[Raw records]

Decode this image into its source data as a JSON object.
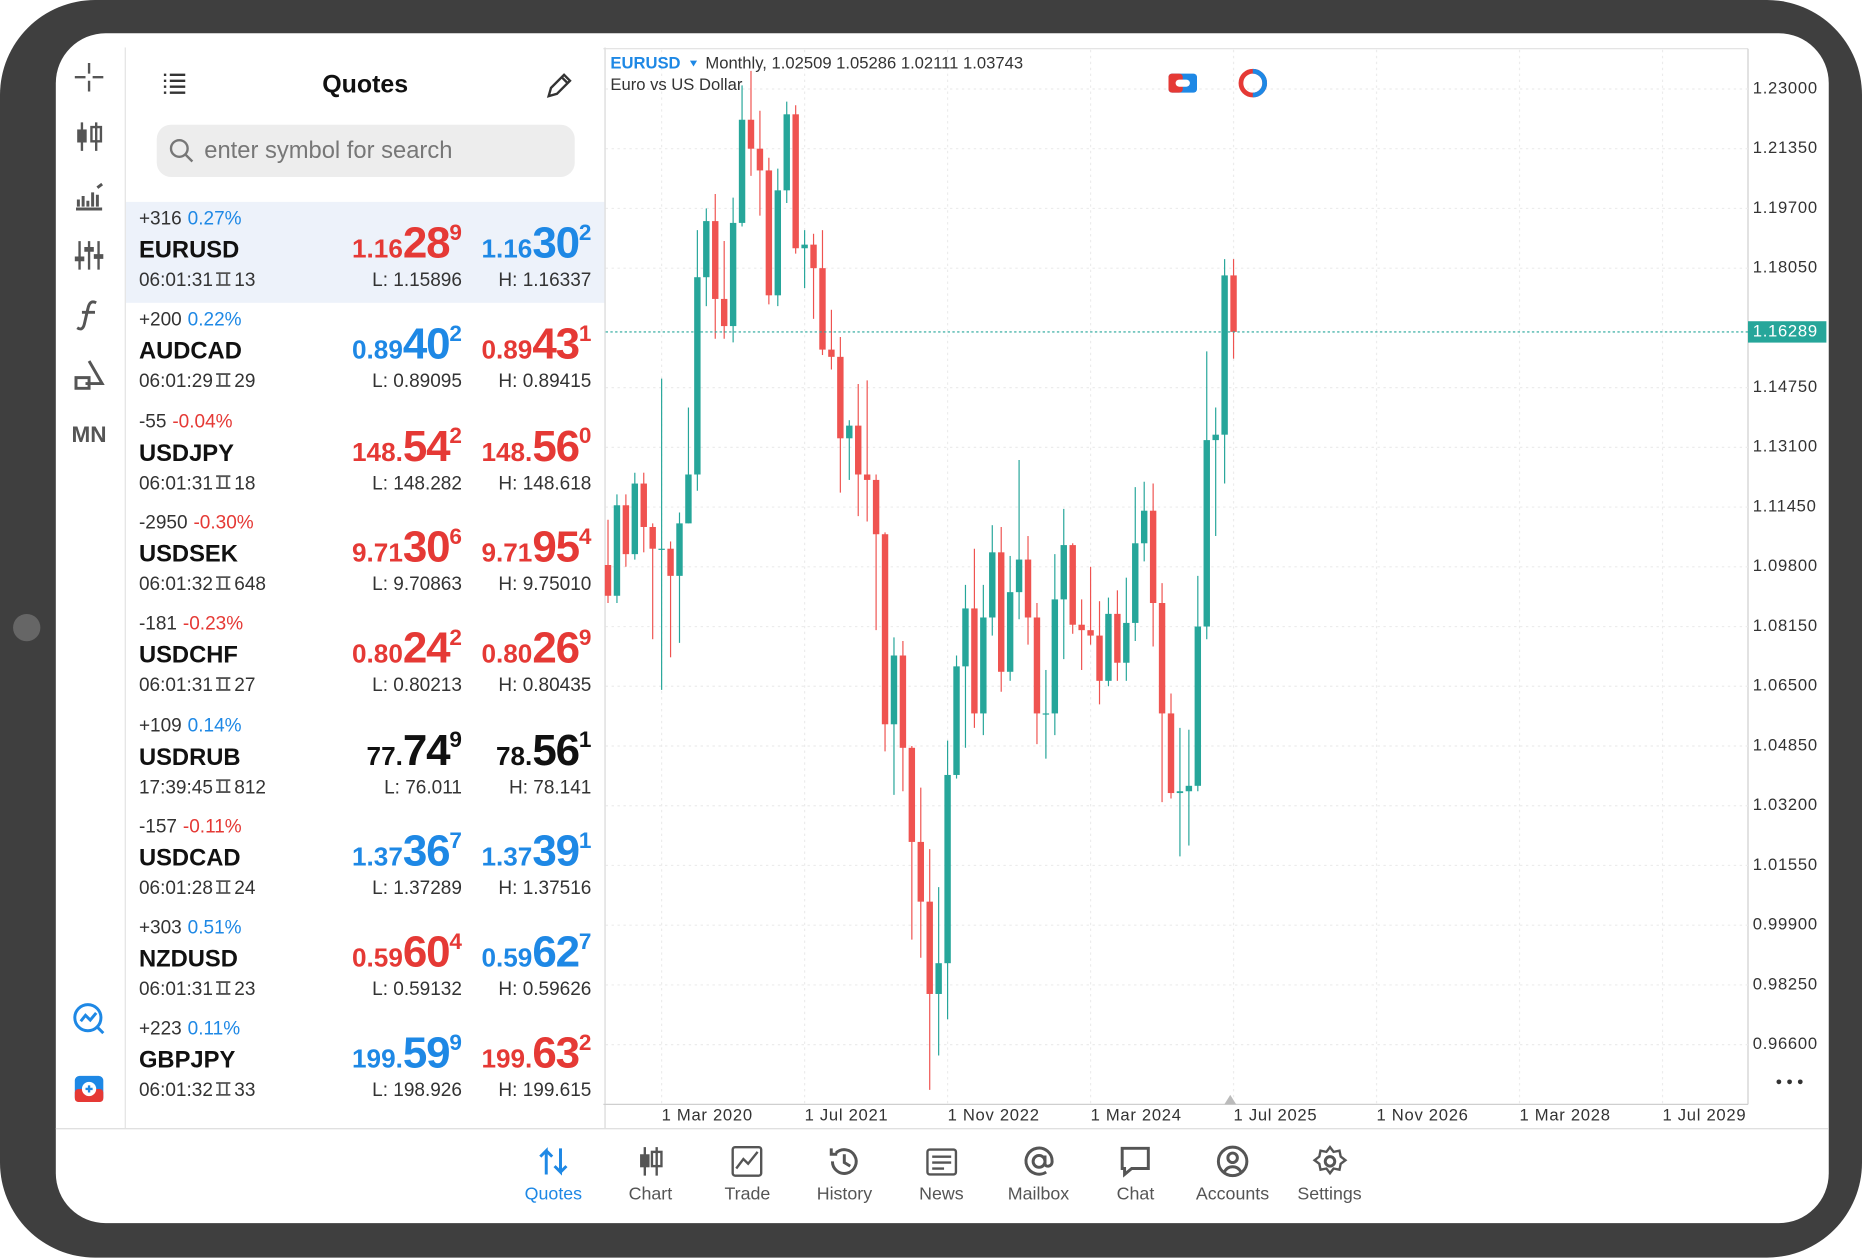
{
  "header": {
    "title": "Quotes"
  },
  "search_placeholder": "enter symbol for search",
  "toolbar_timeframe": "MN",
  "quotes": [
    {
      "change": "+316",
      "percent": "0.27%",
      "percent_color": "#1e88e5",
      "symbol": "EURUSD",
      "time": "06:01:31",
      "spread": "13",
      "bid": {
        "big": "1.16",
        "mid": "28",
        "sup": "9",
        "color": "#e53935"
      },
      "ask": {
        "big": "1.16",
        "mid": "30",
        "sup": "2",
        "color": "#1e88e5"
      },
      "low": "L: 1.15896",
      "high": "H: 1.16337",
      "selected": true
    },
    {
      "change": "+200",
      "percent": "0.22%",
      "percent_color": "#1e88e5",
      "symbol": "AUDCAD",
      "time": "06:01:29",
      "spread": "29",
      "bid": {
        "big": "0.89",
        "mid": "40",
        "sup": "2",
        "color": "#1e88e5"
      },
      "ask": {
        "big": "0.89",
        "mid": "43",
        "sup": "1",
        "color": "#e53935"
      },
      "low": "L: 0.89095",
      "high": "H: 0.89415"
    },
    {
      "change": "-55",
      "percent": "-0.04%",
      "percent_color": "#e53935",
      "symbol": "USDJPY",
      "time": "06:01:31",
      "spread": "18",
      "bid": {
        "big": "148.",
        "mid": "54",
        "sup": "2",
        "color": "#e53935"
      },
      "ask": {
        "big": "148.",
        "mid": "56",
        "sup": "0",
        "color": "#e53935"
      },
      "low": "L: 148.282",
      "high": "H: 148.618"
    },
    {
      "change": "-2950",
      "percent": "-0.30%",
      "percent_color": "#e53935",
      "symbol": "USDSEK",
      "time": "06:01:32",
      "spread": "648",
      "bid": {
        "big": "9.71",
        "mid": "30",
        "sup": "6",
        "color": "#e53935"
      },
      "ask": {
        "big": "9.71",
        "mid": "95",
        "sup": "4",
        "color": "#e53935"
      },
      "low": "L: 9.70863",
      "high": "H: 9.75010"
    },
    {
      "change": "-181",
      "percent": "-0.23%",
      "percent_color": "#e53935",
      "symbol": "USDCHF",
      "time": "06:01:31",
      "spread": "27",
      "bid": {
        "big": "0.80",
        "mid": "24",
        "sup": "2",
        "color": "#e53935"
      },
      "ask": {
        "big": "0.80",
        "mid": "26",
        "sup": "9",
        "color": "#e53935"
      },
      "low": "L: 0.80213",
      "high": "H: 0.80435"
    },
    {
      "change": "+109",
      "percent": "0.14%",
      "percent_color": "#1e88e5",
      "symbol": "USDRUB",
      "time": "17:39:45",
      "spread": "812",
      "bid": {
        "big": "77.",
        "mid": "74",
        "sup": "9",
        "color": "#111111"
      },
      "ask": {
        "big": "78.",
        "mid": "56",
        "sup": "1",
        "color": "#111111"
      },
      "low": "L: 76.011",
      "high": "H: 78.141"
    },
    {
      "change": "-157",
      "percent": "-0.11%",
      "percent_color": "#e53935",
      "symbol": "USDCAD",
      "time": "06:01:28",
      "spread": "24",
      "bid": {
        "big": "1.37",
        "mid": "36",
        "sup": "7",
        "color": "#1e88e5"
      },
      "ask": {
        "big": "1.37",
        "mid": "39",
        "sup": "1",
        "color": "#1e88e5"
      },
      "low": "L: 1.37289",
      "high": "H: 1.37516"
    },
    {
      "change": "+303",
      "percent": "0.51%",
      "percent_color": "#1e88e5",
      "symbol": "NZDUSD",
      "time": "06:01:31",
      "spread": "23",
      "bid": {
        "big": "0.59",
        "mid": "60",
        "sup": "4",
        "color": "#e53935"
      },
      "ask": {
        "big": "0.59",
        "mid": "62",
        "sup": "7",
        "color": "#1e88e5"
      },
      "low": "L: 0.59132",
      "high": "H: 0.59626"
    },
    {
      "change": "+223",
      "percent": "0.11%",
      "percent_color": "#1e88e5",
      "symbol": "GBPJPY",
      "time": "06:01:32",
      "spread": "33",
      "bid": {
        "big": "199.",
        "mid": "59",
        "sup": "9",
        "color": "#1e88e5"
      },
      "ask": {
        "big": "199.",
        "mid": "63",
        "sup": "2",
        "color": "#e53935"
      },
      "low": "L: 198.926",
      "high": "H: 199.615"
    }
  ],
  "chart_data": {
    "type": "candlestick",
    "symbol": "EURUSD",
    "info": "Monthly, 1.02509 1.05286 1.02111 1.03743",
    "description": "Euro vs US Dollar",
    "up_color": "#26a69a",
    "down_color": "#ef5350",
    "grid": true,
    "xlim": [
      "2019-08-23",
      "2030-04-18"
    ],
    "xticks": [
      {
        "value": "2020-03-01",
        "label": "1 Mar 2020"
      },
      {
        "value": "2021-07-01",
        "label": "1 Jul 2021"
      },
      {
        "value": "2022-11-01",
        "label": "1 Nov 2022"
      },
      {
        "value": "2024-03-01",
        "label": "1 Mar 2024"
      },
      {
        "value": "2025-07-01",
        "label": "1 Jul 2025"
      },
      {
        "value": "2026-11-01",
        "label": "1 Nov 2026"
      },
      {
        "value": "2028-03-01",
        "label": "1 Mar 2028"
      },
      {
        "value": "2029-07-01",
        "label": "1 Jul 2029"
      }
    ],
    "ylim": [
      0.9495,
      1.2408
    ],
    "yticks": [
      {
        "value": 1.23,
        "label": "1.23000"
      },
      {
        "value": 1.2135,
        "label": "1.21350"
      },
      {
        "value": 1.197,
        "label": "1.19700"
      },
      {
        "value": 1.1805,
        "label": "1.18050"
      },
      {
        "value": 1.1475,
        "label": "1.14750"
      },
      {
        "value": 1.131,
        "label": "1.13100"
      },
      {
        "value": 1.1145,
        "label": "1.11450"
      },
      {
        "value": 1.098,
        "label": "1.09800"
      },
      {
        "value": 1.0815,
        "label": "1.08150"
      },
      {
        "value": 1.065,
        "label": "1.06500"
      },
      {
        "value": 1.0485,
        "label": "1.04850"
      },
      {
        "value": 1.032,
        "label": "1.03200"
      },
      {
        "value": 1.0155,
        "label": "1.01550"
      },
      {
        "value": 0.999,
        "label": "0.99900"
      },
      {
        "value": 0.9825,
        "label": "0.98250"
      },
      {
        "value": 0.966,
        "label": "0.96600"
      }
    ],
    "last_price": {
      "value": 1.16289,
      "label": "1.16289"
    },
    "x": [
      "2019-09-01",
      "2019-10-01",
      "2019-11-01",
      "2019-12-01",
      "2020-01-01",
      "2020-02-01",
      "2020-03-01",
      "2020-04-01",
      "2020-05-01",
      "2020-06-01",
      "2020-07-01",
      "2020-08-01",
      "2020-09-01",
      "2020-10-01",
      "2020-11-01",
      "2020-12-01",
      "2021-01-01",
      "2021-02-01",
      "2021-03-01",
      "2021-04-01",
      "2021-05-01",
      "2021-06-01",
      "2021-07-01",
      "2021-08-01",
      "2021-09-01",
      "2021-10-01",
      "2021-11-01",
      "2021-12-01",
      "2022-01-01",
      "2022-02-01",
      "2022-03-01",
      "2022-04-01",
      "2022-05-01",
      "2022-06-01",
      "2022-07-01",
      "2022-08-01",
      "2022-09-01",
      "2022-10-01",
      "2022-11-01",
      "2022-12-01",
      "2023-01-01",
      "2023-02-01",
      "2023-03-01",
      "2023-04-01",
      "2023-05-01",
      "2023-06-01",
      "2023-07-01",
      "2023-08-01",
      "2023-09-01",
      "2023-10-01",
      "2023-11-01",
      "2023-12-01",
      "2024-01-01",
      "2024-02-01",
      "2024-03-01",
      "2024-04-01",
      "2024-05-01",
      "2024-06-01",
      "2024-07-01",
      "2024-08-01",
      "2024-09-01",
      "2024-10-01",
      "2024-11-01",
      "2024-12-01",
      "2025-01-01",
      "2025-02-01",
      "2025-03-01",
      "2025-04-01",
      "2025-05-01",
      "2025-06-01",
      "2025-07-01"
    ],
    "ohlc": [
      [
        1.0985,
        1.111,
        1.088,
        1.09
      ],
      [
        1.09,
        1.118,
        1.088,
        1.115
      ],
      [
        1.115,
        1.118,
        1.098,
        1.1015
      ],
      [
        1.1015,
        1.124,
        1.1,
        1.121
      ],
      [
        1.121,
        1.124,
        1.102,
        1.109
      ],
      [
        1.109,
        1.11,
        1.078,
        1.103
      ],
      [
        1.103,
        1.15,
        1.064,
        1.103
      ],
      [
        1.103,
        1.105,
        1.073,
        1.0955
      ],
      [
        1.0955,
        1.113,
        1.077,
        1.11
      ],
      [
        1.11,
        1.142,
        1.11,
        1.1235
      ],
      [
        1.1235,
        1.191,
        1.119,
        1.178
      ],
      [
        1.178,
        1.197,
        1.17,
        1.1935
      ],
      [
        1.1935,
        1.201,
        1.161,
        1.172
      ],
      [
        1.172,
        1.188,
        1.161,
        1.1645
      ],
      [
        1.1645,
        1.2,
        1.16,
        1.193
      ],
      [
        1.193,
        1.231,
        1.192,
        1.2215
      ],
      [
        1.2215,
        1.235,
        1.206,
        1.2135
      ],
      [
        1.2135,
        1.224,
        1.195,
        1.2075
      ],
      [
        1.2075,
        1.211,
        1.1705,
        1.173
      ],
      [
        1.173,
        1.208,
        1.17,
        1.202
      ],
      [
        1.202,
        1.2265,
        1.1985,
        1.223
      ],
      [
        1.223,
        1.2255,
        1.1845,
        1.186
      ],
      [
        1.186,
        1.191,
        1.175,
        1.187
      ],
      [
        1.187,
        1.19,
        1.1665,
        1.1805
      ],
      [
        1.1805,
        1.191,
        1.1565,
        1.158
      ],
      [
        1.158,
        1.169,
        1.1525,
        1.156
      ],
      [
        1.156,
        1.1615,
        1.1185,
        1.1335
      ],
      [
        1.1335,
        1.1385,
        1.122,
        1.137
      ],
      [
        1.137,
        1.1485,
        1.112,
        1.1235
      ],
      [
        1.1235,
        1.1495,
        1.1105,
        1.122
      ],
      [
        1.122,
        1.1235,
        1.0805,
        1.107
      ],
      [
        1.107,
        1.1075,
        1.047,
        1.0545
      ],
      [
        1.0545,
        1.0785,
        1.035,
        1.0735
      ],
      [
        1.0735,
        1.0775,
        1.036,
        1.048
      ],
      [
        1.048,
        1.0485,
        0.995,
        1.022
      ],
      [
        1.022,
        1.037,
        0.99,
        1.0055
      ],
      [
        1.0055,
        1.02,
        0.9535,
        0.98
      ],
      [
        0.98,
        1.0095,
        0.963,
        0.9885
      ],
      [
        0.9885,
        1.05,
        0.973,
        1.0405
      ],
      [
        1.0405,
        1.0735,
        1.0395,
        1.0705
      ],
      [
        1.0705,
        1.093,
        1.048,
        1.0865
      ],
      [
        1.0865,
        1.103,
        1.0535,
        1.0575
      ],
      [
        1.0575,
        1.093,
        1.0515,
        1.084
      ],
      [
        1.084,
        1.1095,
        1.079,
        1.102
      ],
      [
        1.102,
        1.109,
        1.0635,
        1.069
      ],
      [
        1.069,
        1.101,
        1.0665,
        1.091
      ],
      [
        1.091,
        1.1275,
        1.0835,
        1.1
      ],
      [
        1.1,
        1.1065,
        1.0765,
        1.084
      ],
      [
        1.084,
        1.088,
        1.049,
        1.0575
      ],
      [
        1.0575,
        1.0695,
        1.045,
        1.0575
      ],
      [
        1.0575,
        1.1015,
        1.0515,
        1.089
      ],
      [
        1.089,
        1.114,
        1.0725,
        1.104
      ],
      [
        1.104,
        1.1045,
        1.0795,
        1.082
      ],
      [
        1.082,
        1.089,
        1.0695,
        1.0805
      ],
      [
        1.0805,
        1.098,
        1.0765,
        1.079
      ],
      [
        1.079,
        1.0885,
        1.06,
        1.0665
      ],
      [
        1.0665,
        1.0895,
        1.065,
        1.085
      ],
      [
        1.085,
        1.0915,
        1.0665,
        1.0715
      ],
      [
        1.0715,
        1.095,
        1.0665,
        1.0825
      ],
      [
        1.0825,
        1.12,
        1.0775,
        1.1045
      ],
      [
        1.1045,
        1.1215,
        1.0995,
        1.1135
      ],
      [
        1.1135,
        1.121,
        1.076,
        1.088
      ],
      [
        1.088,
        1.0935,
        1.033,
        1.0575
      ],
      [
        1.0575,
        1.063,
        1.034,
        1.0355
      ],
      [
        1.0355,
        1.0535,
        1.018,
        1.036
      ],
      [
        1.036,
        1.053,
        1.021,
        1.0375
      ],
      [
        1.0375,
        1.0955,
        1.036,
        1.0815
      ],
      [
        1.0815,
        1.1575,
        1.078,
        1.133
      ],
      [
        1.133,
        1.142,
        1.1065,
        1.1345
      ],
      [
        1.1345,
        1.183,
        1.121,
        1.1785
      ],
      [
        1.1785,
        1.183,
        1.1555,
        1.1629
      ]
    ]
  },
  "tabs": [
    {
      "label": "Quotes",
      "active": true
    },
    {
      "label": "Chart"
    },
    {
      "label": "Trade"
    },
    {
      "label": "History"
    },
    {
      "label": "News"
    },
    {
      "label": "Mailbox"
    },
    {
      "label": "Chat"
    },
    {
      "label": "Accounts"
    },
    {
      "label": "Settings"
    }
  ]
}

--

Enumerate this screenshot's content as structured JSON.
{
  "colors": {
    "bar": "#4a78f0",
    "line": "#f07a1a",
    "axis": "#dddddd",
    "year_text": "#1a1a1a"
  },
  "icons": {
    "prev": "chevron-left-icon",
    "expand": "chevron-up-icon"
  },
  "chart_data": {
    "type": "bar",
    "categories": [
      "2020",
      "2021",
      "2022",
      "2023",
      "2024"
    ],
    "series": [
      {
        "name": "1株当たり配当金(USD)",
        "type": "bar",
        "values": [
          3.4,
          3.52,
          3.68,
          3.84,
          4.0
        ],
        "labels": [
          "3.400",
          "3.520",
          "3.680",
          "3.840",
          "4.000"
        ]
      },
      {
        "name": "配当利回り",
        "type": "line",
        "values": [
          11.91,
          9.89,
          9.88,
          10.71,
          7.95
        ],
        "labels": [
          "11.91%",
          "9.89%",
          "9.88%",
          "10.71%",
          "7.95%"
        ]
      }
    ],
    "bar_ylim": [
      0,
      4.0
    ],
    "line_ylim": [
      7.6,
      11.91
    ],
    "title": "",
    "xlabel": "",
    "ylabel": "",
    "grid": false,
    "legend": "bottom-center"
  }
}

* * *

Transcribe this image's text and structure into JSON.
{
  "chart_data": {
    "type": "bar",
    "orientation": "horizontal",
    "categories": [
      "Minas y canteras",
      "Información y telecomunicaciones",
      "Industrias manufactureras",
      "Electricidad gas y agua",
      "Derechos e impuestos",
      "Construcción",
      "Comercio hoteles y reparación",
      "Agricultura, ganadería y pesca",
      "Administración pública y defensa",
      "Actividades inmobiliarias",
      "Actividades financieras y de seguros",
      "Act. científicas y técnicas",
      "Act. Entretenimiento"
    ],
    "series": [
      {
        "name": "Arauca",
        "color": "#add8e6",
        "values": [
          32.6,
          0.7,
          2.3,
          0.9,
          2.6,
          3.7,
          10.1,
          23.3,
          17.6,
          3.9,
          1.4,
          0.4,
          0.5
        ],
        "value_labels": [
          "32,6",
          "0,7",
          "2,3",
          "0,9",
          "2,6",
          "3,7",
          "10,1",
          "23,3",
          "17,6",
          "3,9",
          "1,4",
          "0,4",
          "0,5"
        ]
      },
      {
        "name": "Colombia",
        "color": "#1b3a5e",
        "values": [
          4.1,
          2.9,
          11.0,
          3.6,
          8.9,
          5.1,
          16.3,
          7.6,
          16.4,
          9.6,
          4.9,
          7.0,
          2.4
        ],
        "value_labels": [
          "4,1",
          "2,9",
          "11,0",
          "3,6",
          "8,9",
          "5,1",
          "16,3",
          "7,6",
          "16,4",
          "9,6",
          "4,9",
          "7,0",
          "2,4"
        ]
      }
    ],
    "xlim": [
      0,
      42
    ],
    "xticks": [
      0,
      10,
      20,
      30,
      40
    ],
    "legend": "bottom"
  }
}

■ WHAT YOU NEED TO DO: Copy each line above that contains the word "JSON".

■ RESPONSE TO THE EXERCISE:
Decode this image into its source data as a JSON object.
Enumerate this screenshot's content as structured JSON.
Transcribe this image's text and structure into JSON.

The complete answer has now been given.